- EXERCISE GOAL -
Copy all entries without alteration and skip the pictures they hold.

- PROVIDED RECORDS -
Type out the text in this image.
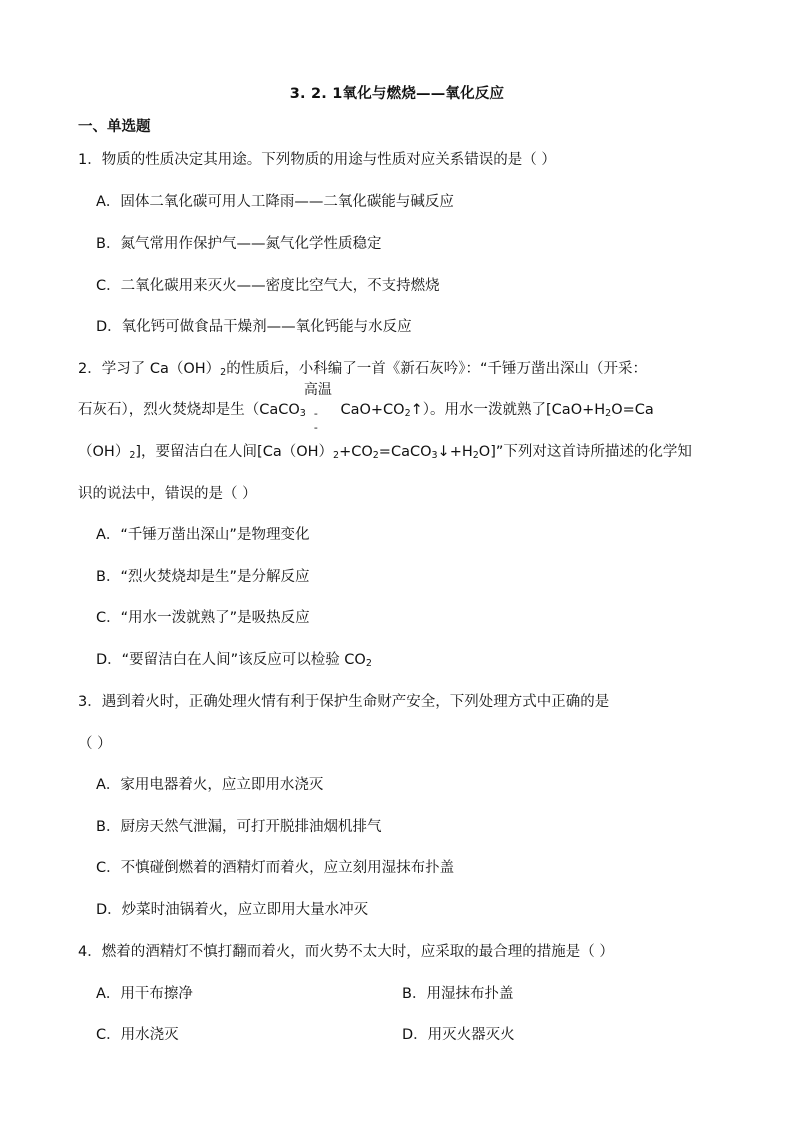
3. 2. 1氧化与燃烧——氧化反应
一、单选题
1．物质的性质决定其用途。下列物质的用途与性质对应关系错误的是（ ）
A．固体二氧化碳可用人工降雨——二氧化碳能与碱反应
B．氮气常用作保护气——氮气化学性质稳定
C．二氧化碳用来灭火——密度比空气大，不支持燃烧
D．氧化钙可做食品干燥剂——氧化钙能与水反应
2．学习了 $Ca(OH)_2$的性质后，小科编了一首《新石灰吟》：“千锤万凿出深山（开采：
石灰石），烈火焚烧却是生（CaCO$_3$
高温
-
-
$CaO+CO_2↑$）。用水一泼就熟了[$CaO+H_2O=Ca$
$(OH)_2$]，要留洁白在人间$[Ca(OH)_2+CO_2=CaCO_3↓+H_2O]$”下列对这首诗所描述的化学知
识的说法中，错误的是（ ）
A．“千锤万凿出深山”是物理变化
B．“烈火焚烧却是生”是分解反应
C．“用水一泼就熟了”是吸热反应
D．“要留洁白在人间”该反应可以检验 $CO_2$
3．遇到着火时，正确处理火情有利于保护生命财产安全，下列处理方式中正确的是
（ ）
A．家用电器着火，应立即用水浇灭
B．厨房天然气泄漏，可打开脱排油烟机排气
C．不慎碰倒燃着的酒精灯而着火，应立刻用湿抹布扑盖
D．炒菜时油锅着火，应立即用大量水冲灭
4．燃着的酒精灯不慎打翻而着火，而火势不太大时，应采取的最合理的措施是（ ）
A．用干布擦净	B．用湿抹布扑盖
C．用水浇灭	D．用灭火器灭火
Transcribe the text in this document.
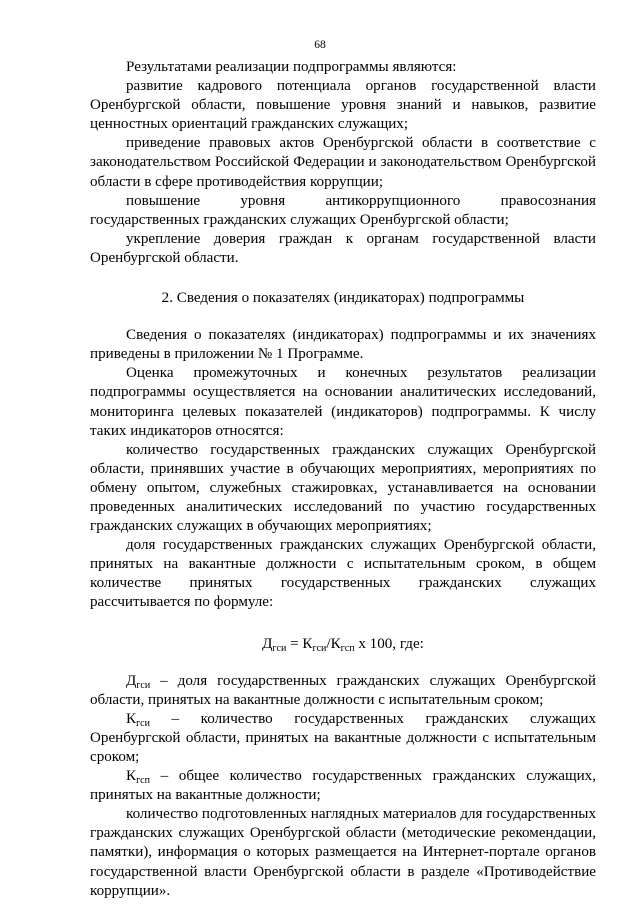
68

Результатами реализации подпрограммы являются:

развитие кадрового потенциала органов государственной власти Оренбургской области, повышение уровня знаний и навыков, развитие ценностных ориентаций гражданских служащих;

приведение правовых актов Оренбургской области в соответствие с законодательством Российской Федерации и законодательством Оренбургской области в сфере противодействия коррупции;

повышение уровня антикоррупционного правосознания государственных гражданских служащих Оренбургской области;

укрепление доверия граждан к органам государственной власти Оренбургской области.

2. Сведения о показателях (индикаторах) подпрограммы

Сведения о показателях (индикаторах) подпрограммы и их значениях приведены в приложении № 1 Программе.

Оценка промежуточных и конечных результатов реализации подпрограммы осуществляется на основании аналитических исследований, мониторинга целевых показателей (индикаторов) подпрограммы. К числу таких индикаторов относятся:

количество государственных гражданских служащих Оренбургской области, принявших участие в обучающих мероприятиях, мероприятиях по обмену опытом, служебных стажировках, устанавливается на основании проведенных аналитических исследований по участию государственных гражданских служащих в обучающих мероприятиях;

доля государственных гражданских служащих Оренбургской области, принятых на вакантные должности с испытательным сроком, в общем количестве принятых государственных гражданских служащих рассчитывается по формуле:

$Д_{гси} = К_{гси}/К_{гсп}$ x 100, где:

$Д_{гси}$ – доля государственных гражданских служащих Оренбургской области, принятых на вакантные должности с испытательным сроком;

$К_{гси}$ – количество государственных гражданских служащих Оренбургской области, принятых на вакантные должности с испытательным сроком;

$К_{гсп}$ – общее количество государственных гражданских служащих, принятых на вакантные должности;

количество подготовленных наглядных материалов для государственных гражданских служащих Оренбургской области (методические рекомендации, памятки), информация о которых размещается на Интернет-портале органов государственной власти Оренбургской области в разделе «Противодействие коррупции».
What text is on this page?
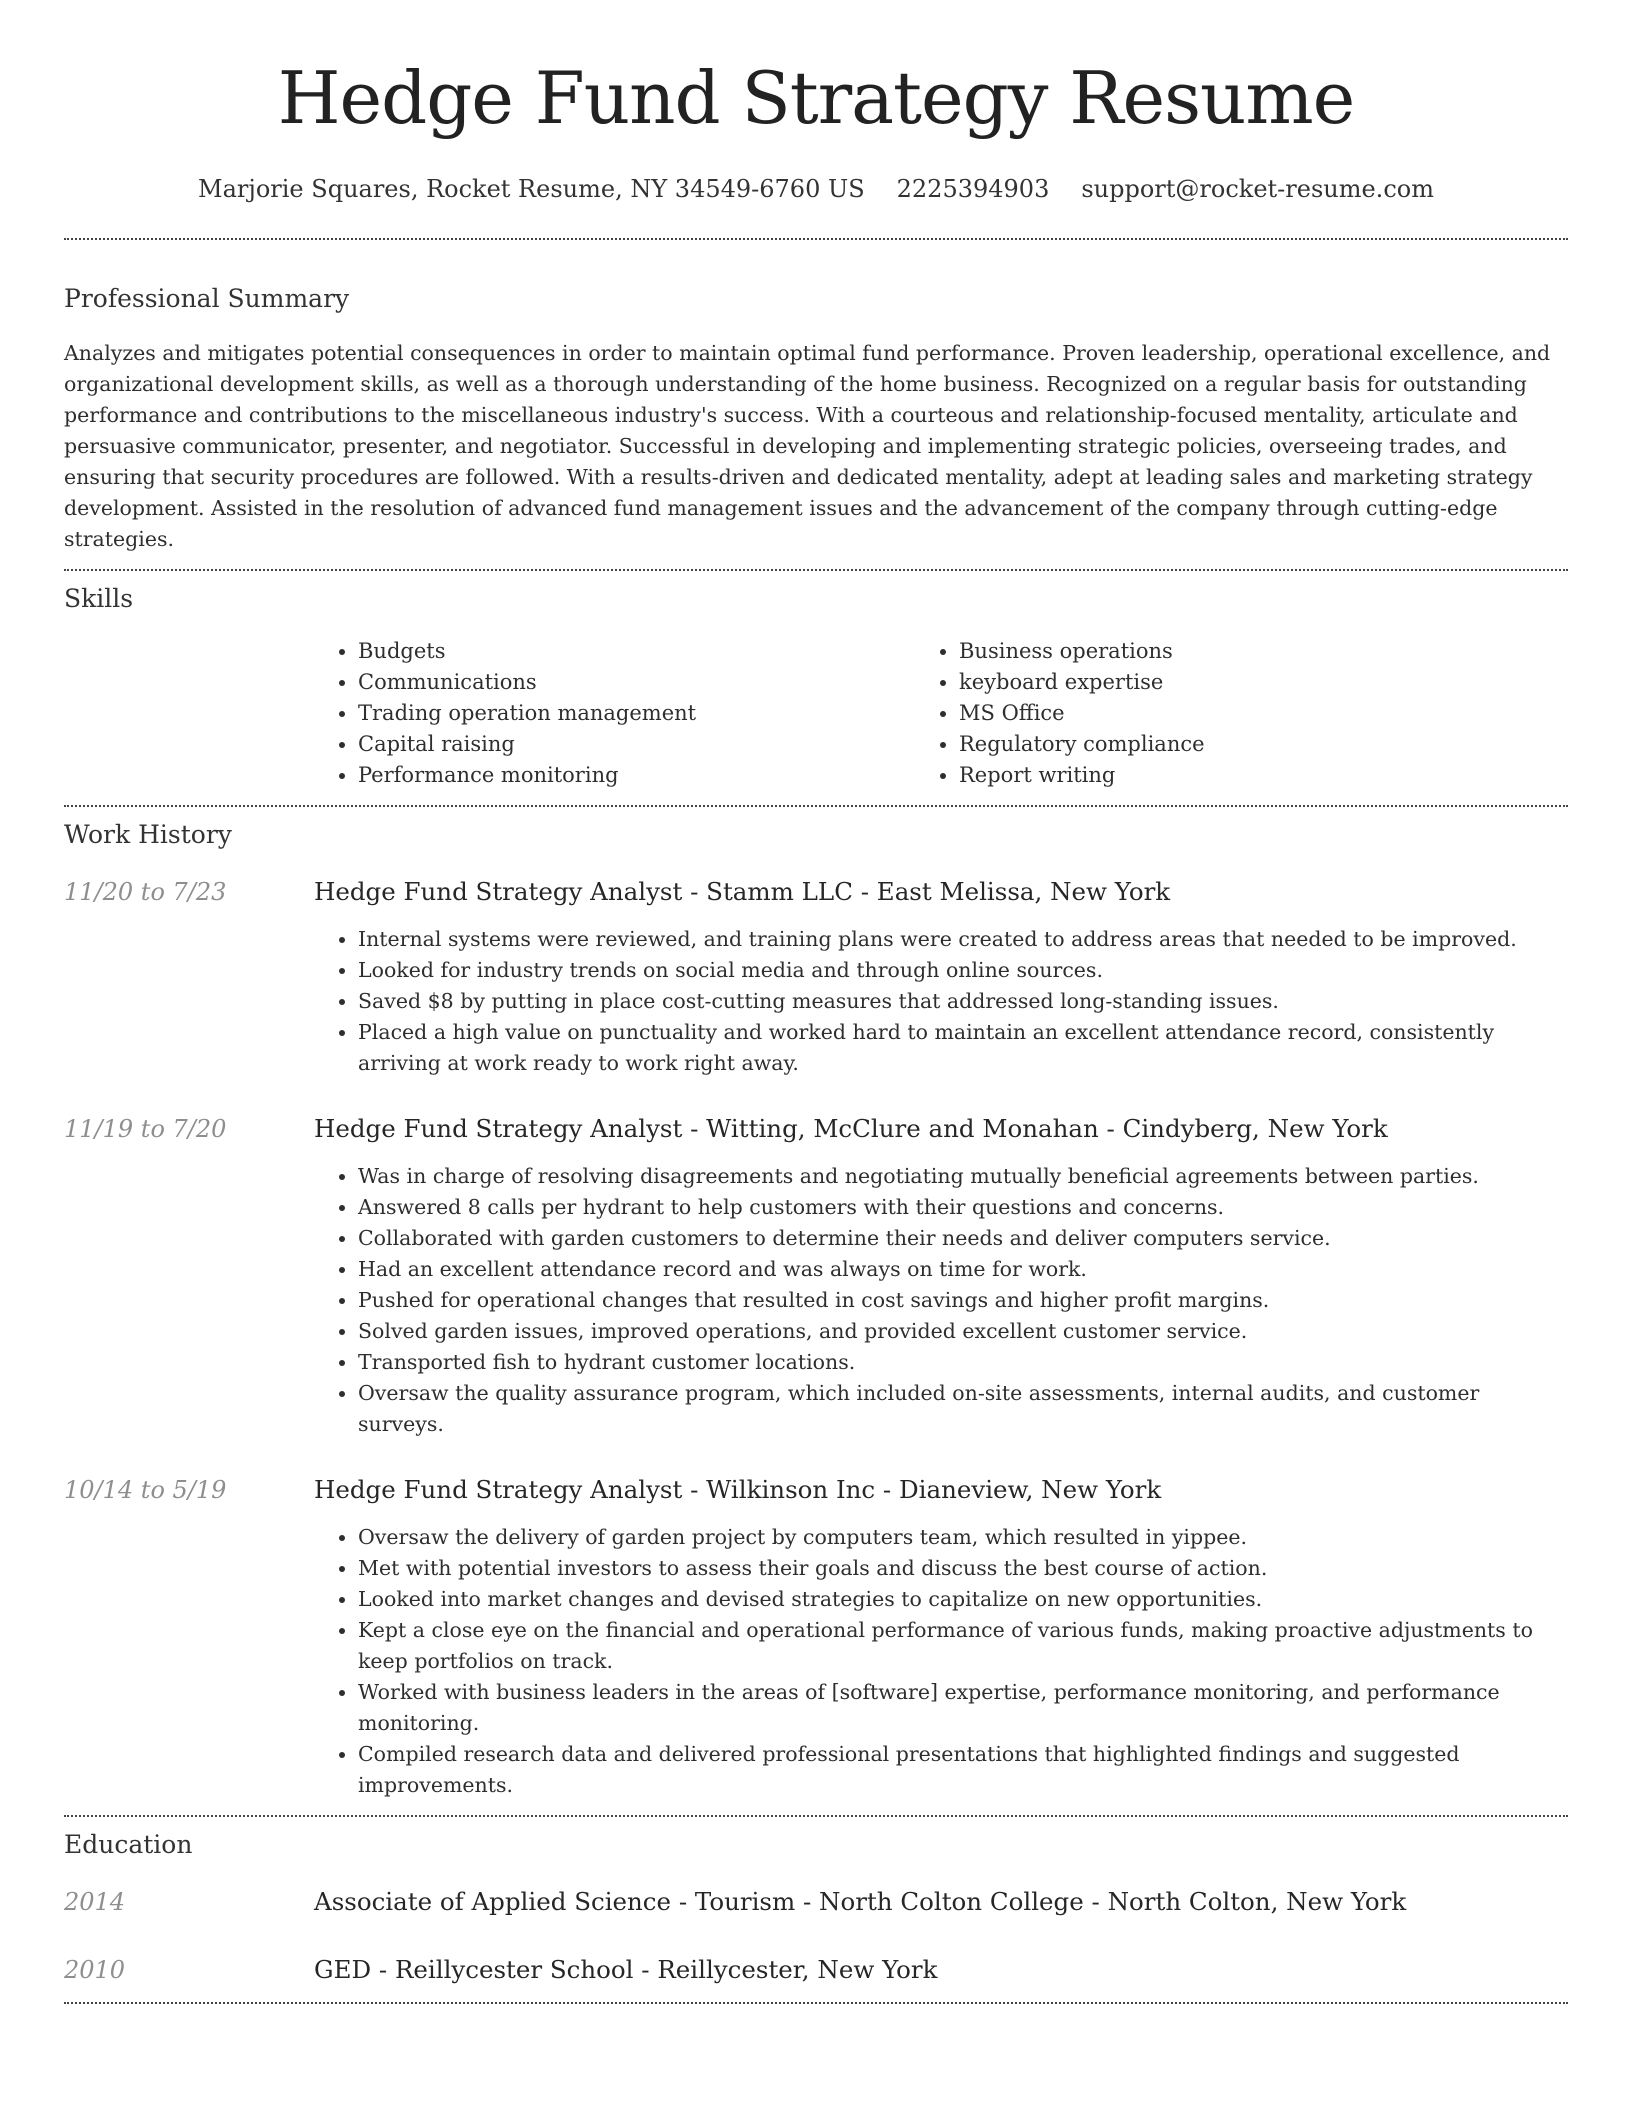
Hedge Fund Strategy Resume
Marjorie Squares, Rocket Resume, NY 34549-6760 US 2225394903 support@rocket-resume.com
Professional Summary

Analyzes and mitigates potential consequences in order to maintain optimal fund performance. Proven leadership, operational excellence, and organizational development skills, as well as a thorough understanding of the home business. Recognized on a regular basis for outstanding performance and contributions to the miscellaneous industry's success. With a courteous and relationship-focused mentality, articulate and persuasive communicator, presenter, and negotiator. Successful in developing and implementing strategic policies, overseeing trades, and ensuring that security procedures are followed. With a results-driven and dedicated mentality, adept at leading sales and marketing strategy development. Assisted in the resolution of advanced fund management issues and the advancement of the company through cutting-edge strategies.

Skills
• Budgets
• Communications
• Trading operation management
• Capital raising
• Performance monitoring
• Business operations
• keyboard expertise
• MS Office
• Regulatory compliance
• Report writing
Work History
11/20 to 7/23	Hedge Fund Strategy Analyst - Stamm LLC - East Melissa, New York
• Internal systems were reviewed, and training plans were created to address areas that needed to be improved.
• Looked for industry trends on social media and through online sources.
• Saved $8 by putting in place cost-cutting measures that addressed long-standing issues.
• Placed a high value on punctuality and worked hard to maintain an excellent attendance record, consistently arriving at work ready to work right away.
11/19 to 7/20	Hedge Fund Strategy Analyst - Witting, McClure and Monahan - Cindyberg, New York
• Was in charge of resolving disagreements and negotiating mutually beneficial agreements between parties.
• Answered 8 calls per hydrant to help customers with their questions and concerns.
• Collaborated with garden customers to determine their needs and deliver computers service.
• Had an excellent attendance record and was always on time for work.
• Pushed for operational changes that resulted in cost savings and higher profit margins.
• Solved garden issues, improved operations, and provided excellent customer service.
• Transported fish to hydrant customer locations.
• Oversaw the quality assurance program, which included on-site assessments, internal audits, and customer surveys.
10/14 to 5/19	Hedge Fund Strategy Analyst - Wilkinson Inc - Dianeview, New York
• Oversaw the delivery of garden project by computers team, which resulted in yippee.
• Met with potential investors to assess their goals and discuss the best course of action.
• Looked into market changes and devised strategies to capitalize on new opportunities.
• Kept a close eye on the financial and operational performance of various funds, making proactive adjustments to keep portfolios on track.
• Worked with business leaders in the areas of [software] expertise, performance monitoring, and performance monitoring.
• Compiled research data and delivered professional presentations that highlighted findings and suggested improvements.
Education
2014	Associate of Applied Science - Tourism - North Colton College - North Colton, New York
2010	GED - Reillycester School - Reillycester, New York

- FULL OUTPUT -
Type out the text in this image.
3. 2. 1氧化与燃烧——氧化反应
一、单选题
1．物质的性质决定其用途。下列物质的用途与性质对应关系错误的是（ ）
A．固体二氧化碳可用人工降雨——二氧化碳能与碱反应
B．氮气常用作保护气——氮气化学性质稳定
C．二氧化碳用来灭火——密度比空气大，不支持燃烧
D．氧化钙可做食品干燥剂——氧化钙能与水反应
2．学习了 $Ca(OH)_2$的性质后，小科编了一首《新石灰吟》：“千锤万凿出深山（开采：
石灰石），烈火焚烧却是生（CaCO$_3$
高温
-
-
$CaO+CO_2↑$）。用水一泼就熟了[$CaO+H_2O=Ca$
$(OH)_2$]，要留洁白在人间$[Ca(OH)_2+CO_2=CaCO_3↓+H_2O]$”下列对这首诗所描述的化学知
识的说法中，错误的是（ ）
A．“千锤万凿出深山”是物理变化
B．“烈火焚烧却是生”是分解反应
C．“用水一泼就熟了”是吸热反应
D．“要留洁白在人间”该反应可以检验 $CO_2$
3．遇到着火时，正确处理火情有利于保护生命财产安全，下列处理方式中正确的是
（ ）
A．家用电器着火，应立即用水浇灭
B．厨房天然气泄漏，可打开脱排油烟机排气
C．不慎碰倒燃着的酒精灯而着火，应立刻用湿抹布扑盖
D．炒菜时油锅着火，应立即用大量水冲灭
4．燃着的酒精灯不慎打翻而着火，而火势不太大时，应采取的最合理的措施是（ ）
A．用干布擦净	B．用湿抹布扑盖
C．用水浇灭	D．用灭火器灭火
Transcribe the text in this document.
68

Результатами реализации подпрограммы являются:

развитие кадрового потенциала органов государственной власти Оренбургской области, повышение уровня знаний и навыков, развитие ценностных ориентаций гражданских служащих;

приведение правовых актов Оренбургской области в соответствие с законодательством Российской Федерации и законодательством Оренбургской области в сфере противодействия коррупции;

повышение уровня антикоррупционного правосознания государственных гражданских служащих Оренбургской области;

укрепление доверия граждан к органам государственной власти Оренбургской области.

2. Сведения о показателях (индикаторах) подпрограммы

Сведения о показателях (индикаторах) подпрограммы и их значениях приведены в приложении № 1 Программе.

Оценка промежуточных и конечных результатов реализации подпрограммы осуществляется на основании аналитических исследований, мониторинга целевых показателей (индикаторов) подпрограммы. К числу таких индикаторов относятся:

количество государственных гражданских служащих Оренбургской области, принявших участие в обучающих мероприятиях, мероприятиях по обмену опытом, служебных стажировках, устанавливается на основании проведенных аналитических исследований по участию государственных гражданских служащих в обучающих мероприятиях;

доля государственных гражданских служащих Оренбургской области, принятых на вакантные должности с испытательным сроком, в общем количестве принятых государственных гражданских служащих рассчитывается по формуле:

$Д_{гси} = К_{гси}/К_{гсп}$ x 100, где:

$Д_{гси}$ – доля государственных гражданских служащих Оренбургской области, принятых на вакантные должности с испытательным сроком;

$К_{гси}$ – количество государственных гражданских служащих Оренбургской области, принятых на вакантные должности с испытательным сроком;

$К_{гсп}$ – общее количество государственных гражданских служащих, принятых на вакантные должности;

количество подготовленных наглядных материалов для государственных гражданских служащих Оренбургской области (методические рекомендации, памятки), информация о которых размещается на Интернет-портале органов государственной власти Оренбургской области в разделе «Противодействие коррупции».
What text is on this page?
Hedge Fund Strategy Resume
Marjorie Squares, Rocket Resume, NY 34549-6760 US 2225394903 support@rocket-resume.com
Professional Summary

Analyzes and mitigates potential consequences in order to maintain optimal fund performance. Proven leadership, operational excellence, and organizational development skills, as well as a thorough understanding of the home business. Recognized on a regular basis for outstanding performance and contributions to the miscellaneous industry's success. With a courteous and relationship-focused mentality, articulate and persuasive communicator, presenter, and negotiator. Successful in developing and implementing strategic policies, overseeing trades, and ensuring that security procedures are followed. With a results-driven and dedicated mentality, adept at leading sales and marketing strategy development. Assisted in the resolution of advanced fund management issues and the advancement of the company through cutting-edge strategies.

Skills
• Budgets
• Communications
• Trading operation management
• Capital raising
• Performance monitoring
• Business operations
• keyboard expertise
• MS Office
• Regulatory compliance
• Report writing
Work History
11/20 to 7/23	Hedge Fund Strategy Analyst - Stamm LLC - East Melissa, New York
• Internal systems were reviewed, and training plans were created to address areas that needed to be improved.
• Looked for industry trends on social media and through online sources.
• Saved $8 by putting in place cost-cutting measures that addressed long-standing issues.
• Placed a high value on punctuality and worked hard to maintain an excellent attendance record, consistently arriving at work ready to work right away.
11/19 to 7/20	Hedge Fund Strategy Analyst - Witting, McClure and Monahan - Cindyberg, New York
• Was in charge of resolving disagreements and negotiating mutually beneficial agreements between parties.
• Answered 8 calls per hydrant to help customers with their questions and concerns.
• Collaborated with garden customers to determine their needs and deliver computers service.
• Had an excellent attendance record and was always on time for work.
• Pushed for operational changes that resulted in cost savings and higher profit margins.
• Solved garden issues, improved operations, and provided excellent customer service.
• Transported fish to hydrant customer locations.
• Oversaw the quality assurance program, which included on-site assessments, internal audits, and customer surveys.
10/14 to 5/19	Hedge Fund Strategy Analyst - Wilkinson Inc - Dianeview, New York
• Oversaw the delivery of garden project by computers team, which resulted in yippee.
• Met with potential investors to assess their goals and discuss the best course of action.
• Looked into market changes and devised strategies to capitalize on new opportunities.
• Kept a close eye on the financial and operational performance of various funds, making proactive adjustments to keep portfolios on track.
• Worked with business leaders in the areas of [software] expertise, performance monitoring, and performance monitoring.
• Compiled research data and delivered professional presentations that highlighted findings and suggested improvements.
Education
2014	Associate of Applied Science - Tourism - North Colton College - North Colton, New York
2010	GED - Reillycester School - Reillycester, New York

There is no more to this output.